Given request: Rewrite the data below with every instance of "legend-label" changed to "legend-entry", leaving all other text the same.

Element region listings
::::

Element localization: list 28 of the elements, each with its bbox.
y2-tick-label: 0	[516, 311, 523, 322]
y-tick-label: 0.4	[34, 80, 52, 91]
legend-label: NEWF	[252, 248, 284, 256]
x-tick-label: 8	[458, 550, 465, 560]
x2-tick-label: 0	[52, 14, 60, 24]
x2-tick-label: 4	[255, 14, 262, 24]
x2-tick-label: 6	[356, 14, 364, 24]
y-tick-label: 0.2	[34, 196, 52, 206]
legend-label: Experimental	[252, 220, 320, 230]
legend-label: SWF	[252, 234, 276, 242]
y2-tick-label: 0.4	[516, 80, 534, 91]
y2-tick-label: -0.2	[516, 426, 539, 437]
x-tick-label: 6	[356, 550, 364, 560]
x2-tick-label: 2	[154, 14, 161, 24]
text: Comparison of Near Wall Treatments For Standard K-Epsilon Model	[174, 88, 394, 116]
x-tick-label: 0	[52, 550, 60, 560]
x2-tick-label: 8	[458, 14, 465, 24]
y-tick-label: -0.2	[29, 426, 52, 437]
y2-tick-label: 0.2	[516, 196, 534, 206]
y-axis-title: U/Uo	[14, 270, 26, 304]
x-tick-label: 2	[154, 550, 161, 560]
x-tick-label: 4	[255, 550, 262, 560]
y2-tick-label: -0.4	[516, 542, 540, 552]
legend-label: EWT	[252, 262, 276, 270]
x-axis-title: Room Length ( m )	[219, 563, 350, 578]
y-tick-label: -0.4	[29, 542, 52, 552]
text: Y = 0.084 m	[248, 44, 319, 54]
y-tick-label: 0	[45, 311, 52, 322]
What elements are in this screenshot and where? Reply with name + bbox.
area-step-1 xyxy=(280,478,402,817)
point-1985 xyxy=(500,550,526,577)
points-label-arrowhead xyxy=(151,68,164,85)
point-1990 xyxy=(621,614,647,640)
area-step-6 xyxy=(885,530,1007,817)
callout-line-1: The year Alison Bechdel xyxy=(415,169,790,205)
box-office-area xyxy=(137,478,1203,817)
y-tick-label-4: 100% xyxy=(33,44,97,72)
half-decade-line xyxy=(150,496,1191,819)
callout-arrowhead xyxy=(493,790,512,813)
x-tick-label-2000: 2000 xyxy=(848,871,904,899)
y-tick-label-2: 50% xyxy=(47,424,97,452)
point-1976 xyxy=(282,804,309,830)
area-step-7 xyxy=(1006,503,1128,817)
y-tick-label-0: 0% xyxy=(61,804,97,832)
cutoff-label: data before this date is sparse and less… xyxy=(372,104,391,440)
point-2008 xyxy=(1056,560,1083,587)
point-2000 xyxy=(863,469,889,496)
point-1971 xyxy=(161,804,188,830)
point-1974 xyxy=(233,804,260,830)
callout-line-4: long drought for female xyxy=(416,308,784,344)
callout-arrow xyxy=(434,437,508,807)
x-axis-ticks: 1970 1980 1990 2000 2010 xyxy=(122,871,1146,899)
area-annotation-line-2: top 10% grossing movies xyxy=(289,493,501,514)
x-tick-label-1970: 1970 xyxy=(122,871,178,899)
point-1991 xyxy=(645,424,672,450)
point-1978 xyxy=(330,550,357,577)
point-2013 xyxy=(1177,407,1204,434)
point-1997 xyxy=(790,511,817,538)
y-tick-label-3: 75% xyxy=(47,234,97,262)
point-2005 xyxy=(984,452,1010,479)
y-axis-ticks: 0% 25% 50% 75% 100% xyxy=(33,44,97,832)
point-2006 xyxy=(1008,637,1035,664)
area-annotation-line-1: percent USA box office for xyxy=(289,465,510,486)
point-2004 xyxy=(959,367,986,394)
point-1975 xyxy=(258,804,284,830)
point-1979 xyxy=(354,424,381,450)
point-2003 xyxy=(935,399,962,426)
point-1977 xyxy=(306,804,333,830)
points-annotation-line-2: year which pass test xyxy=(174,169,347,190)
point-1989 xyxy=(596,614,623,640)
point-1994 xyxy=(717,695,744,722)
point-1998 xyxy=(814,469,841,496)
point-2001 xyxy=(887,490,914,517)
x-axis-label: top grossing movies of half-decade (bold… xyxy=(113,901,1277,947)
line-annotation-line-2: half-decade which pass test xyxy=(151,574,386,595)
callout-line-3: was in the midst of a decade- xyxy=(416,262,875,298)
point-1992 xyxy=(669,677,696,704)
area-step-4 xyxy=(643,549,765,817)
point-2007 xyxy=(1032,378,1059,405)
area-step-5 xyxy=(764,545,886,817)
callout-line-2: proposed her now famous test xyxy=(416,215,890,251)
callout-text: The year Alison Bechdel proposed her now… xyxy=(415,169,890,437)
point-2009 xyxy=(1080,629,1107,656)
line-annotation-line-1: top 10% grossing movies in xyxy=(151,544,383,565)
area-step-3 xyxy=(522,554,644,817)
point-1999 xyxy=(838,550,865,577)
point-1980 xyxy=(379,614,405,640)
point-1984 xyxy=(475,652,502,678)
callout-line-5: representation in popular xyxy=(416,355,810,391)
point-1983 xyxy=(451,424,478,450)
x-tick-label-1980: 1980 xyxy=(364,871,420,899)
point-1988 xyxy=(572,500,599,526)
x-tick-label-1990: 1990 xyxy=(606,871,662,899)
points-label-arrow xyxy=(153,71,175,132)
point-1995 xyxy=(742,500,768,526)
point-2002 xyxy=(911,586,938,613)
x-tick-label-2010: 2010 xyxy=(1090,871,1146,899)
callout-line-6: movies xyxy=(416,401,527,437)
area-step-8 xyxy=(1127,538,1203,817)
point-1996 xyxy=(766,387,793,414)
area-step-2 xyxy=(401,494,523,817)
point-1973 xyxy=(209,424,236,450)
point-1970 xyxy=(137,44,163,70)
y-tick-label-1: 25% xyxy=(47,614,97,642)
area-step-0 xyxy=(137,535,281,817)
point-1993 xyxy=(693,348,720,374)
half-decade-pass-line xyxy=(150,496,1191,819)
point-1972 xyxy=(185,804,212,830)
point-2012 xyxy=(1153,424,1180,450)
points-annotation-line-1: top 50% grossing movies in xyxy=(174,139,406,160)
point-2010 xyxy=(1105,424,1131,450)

::::

Full output:
Element localization: list 28 of the elements, each with its bbox.
y2-tick-label: 0	[516, 311, 523, 322]
y-tick-label: 0.4	[34, 80, 52, 91]
legend-entry: NEWF	[252, 248, 284, 256]
x-tick-label: 8	[458, 550, 465, 560]
x2-tick-label: 0	[52, 14, 60, 24]
x2-tick-label: 4	[255, 14, 262, 24]
x2-tick-label: 6	[356, 14, 364, 24]
y-tick-label: 0.2	[34, 196, 52, 206]
legend-entry: Experimental	[252, 220, 320, 230]
legend-entry: SWF	[252, 234, 276, 242]
y2-tick-label: 0.4	[516, 80, 534, 91]
y2-tick-label: -0.2	[516, 426, 539, 437]
x-tick-label: 6	[356, 550, 364, 560]
x2-tick-label: 2	[154, 14, 161, 24]
text: Comparison of Near Wall Treatments For Standard K-Epsilon Model	[174, 88, 394, 116]
x-tick-label: 0	[52, 550, 60, 560]
x2-tick-label: 8	[458, 14, 465, 24]
y-tick-label: -0.2	[29, 426, 52, 437]
y2-tick-label: 0.2	[516, 196, 534, 206]
y-axis-title: U/Uo	[14, 270, 26, 304]
x-tick-label: 2	[154, 550, 161, 560]
x-tick-label: 4	[255, 550, 262, 560]
y2-tick-label: -0.4	[516, 542, 540, 552]
legend-entry: EWT	[252, 262, 276, 270]
x-axis-title: Room Length ( m )	[219, 563, 350, 578]
y-tick-label: -0.4	[29, 542, 52, 552]
text: Y = 0.084 m	[248, 44, 319, 54]
y-tick-label: 0	[45, 311, 52, 322]
What elements are in this screenshot and where? Reply with name + bbox.
area-step-1 xyxy=(280,478,402,817)
point-1985 xyxy=(500,550,526,577)
points-label-arrowhead xyxy=(151,68,164,85)
point-1990 xyxy=(621,614,647,640)
area-step-6 xyxy=(885,530,1007,817)
callout-line-1: The year Alison Bechdel xyxy=(415,169,790,205)
box-office-area xyxy=(137,478,1203,817)
y-tick-label-4: 100% xyxy=(33,44,97,72)
half-decade-line xyxy=(150,496,1191,819)
callout-arrowhead xyxy=(493,790,512,813)
x-tick-label-2000: 2000 xyxy=(848,871,904,899)
y-tick-label-2: 50% xyxy=(47,424,97,452)
point-1976 xyxy=(282,804,309,830)
area-step-7 xyxy=(1006,503,1128,817)
y-tick-label-0: 0% xyxy=(61,804,97,832)
cutoff-label: data before this date is sparse and less… xyxy=(372,104,391,440)
point-2008 xyxy=(1056,560,1083,587)
point-2000 xyxy=(863,469,889,496)
point-1971 xyxy=(161,804,188,830)
point-1974 xyxy=(233,804,260,830)
callout-line-4: long drought for female xyxy=(416,308,784,344)
callout-arrow xyxy=(434,437,508,807)
x-axis-ticks: 1970 1980 1990 2000 2010 xyxy=(122,871,1146,899)
area-annotation-line-2: top 10% grossing movies xyxy=(289,493,501,514)
x-tick-label-1970: 1970 xyxy=(122,871,178,899)
point-1991 xyxy=(645,424,672,450)
point-1978 xyxy=(330,550,357,577)
point-2013 xyxy=(1177,407,1204,434)
point-1997 xyxy=(790,511,817,538)
y-tick-label-3: 75% xyxy=(47,234,97,262)
point-2005 xyxy=(984,452,1010,479)
y-axis-ticks: 0% 25% 50% 75% 100% xyxy=(33,44,97,832)
point-2006 xyxy=(1008,637,1035,664)
area-annotation-line-1: percent USA box office for xyxy=(289,465,510,486)
point-2004 xyxy=(959,367,986,394)
point-1975 xyxy=(258,804,284,830)
point-1979 xyxy=(354,424,381,450)
point-2003 xyxy=(935,399,962,426)
point-1977 xyxy=(306,804,333,830)
points-annotation-line-2: year which pass test xyxy=(174,169,347,190)
point-1989 xyxy=(596,614,623,640)
point-1994 xyxy=(717,695,744,722)
point-1998 xyxy=(814,469,841,496)
point-2001 xyxy=(887,490,914,517)
x-axis-label: top grossing movies of half-decade (bold… xyxy=(113,901,1277,947)
line-annotation-line-2: half-decade which pass test xyxy=(151,574,386,595)
callout-line-3: was in the midst of a decade- xyxy=(416,262,875,298)
point-1992 xyxy=(669,677,696,704)
area-step-4 xyxy=(643,549,765,817)
point-2007 xyxy=(1032,378,1059,405)
area-step-5 xyxy=(764,545,886,817)
callout-line-2: proposed her now famous test xyxy=(416,215,890,251)
callout-text: The year Alison Bechdel proposed her now… xyxy=(415,169,890,437)
point-2009 xyxy=(1080,629,1107,656)
line-annotation-line-1: top 10% grossing movies in xyxy=(151,544,383,565)
area-step-3 xyxy=(522,554,644,817)
point-1999 xyxy=(838,550,865,577)
point-1980 xyxy=(379,614,405,640)
point-1984 xyxy=(475,652,502,678)
callout-line-5: representation in popular xyxy=(416,355,810,391)
point-1983 xyxy=(451,424,478,450)
x-tick-label-1980: 1980 xyxy=(364,871,420,899)
point-1988 xyxy=(572,500,599,526)
x-tick-label-1990: 1990 xyxy=(606,871,662,899)
points-label-arrow xyxy=(153,71,175,132)
point-1995 xyxy=(742,500,768,526)
point-2002 xyxy=(911,586,938,613)
x-tick-label-2010: 2010 xyxy=(1090,871,1146,899)
callout-line-6: movies xyxy=(416,401,527,437)
area-step-8 xyxy=(1127,538,1203,817)
point-1996 xyxy=(766,387,793,414)
area-step-2 xyxy=(401,494,523,817)
point-1973 xyxy=(209,424,236,450)
point-1970 xyxy=(137,44,163,70)
y-tick-label-1: 25% xyxy=(47,614,97,642)
area-step-0 xyxy=(137,535,281,817)
point-1993 xyxy=(693,348,720,374)
half-decade-pass-line xyxy=(150,496,1191,819)
point-1972 xyxy=(185,804,212,830)
point-2012 xyxy=(1153,424,1180,450)
points-annotation-line-1: top 50% grossing movies in xyxy=(174,139,406,160)
point-2010 xyxy=(1105,424,1131,450)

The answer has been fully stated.